● **TASK INSTRUCTIONS**:
Go through the listing below and list every line with "Modulation".

───── MATERIAL ─────

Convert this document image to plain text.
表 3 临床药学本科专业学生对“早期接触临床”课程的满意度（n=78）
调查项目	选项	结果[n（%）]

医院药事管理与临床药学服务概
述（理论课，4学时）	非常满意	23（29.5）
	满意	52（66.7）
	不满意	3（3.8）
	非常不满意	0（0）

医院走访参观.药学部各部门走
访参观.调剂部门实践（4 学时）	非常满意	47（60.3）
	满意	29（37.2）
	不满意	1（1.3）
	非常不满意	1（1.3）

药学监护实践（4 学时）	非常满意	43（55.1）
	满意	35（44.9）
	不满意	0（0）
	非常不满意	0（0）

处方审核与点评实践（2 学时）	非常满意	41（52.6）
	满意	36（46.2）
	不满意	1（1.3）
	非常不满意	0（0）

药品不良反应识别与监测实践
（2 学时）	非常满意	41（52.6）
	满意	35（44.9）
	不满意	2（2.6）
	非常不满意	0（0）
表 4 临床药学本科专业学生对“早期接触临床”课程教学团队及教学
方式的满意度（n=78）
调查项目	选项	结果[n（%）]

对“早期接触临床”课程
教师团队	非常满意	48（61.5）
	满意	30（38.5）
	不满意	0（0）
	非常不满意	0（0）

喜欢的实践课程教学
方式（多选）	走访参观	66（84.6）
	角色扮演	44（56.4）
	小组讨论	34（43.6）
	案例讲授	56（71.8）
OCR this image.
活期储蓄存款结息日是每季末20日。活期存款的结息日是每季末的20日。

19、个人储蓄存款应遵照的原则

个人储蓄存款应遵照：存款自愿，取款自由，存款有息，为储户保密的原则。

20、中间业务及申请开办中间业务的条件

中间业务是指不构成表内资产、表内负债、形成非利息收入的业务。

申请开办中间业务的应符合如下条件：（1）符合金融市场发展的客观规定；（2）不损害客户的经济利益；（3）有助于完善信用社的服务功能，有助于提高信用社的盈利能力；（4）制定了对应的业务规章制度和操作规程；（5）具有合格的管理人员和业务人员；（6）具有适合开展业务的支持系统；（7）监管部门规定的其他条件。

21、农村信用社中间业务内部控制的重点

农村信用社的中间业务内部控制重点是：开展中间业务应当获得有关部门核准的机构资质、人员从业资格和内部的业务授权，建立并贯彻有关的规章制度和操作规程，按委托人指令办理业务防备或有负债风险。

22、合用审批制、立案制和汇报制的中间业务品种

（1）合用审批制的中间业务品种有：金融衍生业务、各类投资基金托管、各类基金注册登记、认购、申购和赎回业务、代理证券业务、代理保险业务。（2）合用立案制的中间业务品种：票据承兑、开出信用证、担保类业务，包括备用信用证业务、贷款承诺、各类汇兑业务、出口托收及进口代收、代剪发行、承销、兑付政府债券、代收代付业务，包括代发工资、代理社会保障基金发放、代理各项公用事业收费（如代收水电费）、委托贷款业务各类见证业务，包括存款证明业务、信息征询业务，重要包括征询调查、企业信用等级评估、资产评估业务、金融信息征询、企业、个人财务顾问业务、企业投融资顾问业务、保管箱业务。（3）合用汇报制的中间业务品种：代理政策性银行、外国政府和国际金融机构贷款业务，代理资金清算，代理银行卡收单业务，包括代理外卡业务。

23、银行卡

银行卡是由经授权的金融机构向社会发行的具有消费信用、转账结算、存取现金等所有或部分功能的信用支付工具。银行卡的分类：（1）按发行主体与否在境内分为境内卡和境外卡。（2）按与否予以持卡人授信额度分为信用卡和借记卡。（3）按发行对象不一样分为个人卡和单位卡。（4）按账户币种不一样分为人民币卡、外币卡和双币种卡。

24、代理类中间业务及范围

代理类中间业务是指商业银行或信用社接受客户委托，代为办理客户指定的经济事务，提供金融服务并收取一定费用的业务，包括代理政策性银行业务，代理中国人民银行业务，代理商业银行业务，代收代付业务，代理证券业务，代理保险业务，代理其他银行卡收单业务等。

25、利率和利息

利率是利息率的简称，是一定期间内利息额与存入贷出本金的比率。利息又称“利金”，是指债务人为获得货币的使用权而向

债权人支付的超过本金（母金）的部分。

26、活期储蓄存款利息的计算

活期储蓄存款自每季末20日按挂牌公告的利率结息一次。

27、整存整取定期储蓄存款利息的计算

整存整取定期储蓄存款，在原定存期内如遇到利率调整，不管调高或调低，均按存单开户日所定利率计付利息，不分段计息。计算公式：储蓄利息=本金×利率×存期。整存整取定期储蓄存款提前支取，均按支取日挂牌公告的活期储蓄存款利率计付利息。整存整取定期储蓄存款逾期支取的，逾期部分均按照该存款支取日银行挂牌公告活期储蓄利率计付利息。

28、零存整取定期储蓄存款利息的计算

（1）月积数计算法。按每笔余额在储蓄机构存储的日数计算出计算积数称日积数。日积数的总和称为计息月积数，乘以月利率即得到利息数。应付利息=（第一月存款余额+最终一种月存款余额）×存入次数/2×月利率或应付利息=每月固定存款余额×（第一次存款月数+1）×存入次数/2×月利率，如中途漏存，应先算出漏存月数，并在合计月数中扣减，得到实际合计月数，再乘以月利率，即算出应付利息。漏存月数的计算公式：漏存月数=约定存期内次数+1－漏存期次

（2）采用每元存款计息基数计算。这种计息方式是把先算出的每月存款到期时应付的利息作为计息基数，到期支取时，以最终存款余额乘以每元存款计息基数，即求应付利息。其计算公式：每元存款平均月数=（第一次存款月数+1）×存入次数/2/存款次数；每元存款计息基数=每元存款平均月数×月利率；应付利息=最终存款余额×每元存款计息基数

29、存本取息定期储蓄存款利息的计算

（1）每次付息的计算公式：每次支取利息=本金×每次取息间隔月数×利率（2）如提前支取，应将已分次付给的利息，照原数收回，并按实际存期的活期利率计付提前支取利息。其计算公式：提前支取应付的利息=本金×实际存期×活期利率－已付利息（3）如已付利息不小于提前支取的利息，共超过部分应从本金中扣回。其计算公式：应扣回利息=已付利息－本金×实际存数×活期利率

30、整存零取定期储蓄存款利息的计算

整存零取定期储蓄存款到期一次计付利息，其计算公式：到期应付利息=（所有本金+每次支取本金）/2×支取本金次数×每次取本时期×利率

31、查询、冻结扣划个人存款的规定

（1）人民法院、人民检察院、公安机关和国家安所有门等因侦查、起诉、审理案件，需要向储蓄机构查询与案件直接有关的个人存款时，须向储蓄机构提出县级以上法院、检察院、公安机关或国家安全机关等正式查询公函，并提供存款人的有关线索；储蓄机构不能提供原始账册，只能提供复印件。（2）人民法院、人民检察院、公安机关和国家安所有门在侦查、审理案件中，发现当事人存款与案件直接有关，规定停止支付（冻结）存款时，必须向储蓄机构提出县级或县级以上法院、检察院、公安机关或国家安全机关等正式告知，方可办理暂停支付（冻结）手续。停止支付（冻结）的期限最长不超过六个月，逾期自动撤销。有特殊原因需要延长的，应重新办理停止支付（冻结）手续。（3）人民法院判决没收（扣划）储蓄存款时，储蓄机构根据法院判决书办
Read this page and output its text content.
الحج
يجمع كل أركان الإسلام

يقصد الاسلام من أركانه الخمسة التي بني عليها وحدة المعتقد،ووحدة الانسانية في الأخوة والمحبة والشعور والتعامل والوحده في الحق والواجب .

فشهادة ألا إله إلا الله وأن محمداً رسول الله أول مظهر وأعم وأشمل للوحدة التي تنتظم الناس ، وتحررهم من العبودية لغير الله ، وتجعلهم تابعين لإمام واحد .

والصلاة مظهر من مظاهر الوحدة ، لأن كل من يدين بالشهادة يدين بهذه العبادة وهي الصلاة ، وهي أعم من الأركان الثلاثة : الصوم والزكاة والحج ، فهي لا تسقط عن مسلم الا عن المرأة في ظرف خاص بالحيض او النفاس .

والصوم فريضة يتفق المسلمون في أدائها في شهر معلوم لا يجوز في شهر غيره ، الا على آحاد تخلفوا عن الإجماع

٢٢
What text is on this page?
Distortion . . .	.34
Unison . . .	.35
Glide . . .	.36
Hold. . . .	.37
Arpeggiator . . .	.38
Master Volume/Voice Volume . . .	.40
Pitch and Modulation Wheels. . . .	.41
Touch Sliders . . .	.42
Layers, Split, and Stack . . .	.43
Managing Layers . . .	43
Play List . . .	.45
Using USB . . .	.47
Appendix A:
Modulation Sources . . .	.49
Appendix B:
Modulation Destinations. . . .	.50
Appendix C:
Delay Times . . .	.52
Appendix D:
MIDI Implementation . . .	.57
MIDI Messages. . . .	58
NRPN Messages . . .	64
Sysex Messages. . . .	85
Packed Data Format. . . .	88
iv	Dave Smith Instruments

─────

● **RESPONSE**:
Pitch and Modulation Wheels. . . .	.41
Modulation Sources . . .	.49
Modulation Destinations. . . .	.50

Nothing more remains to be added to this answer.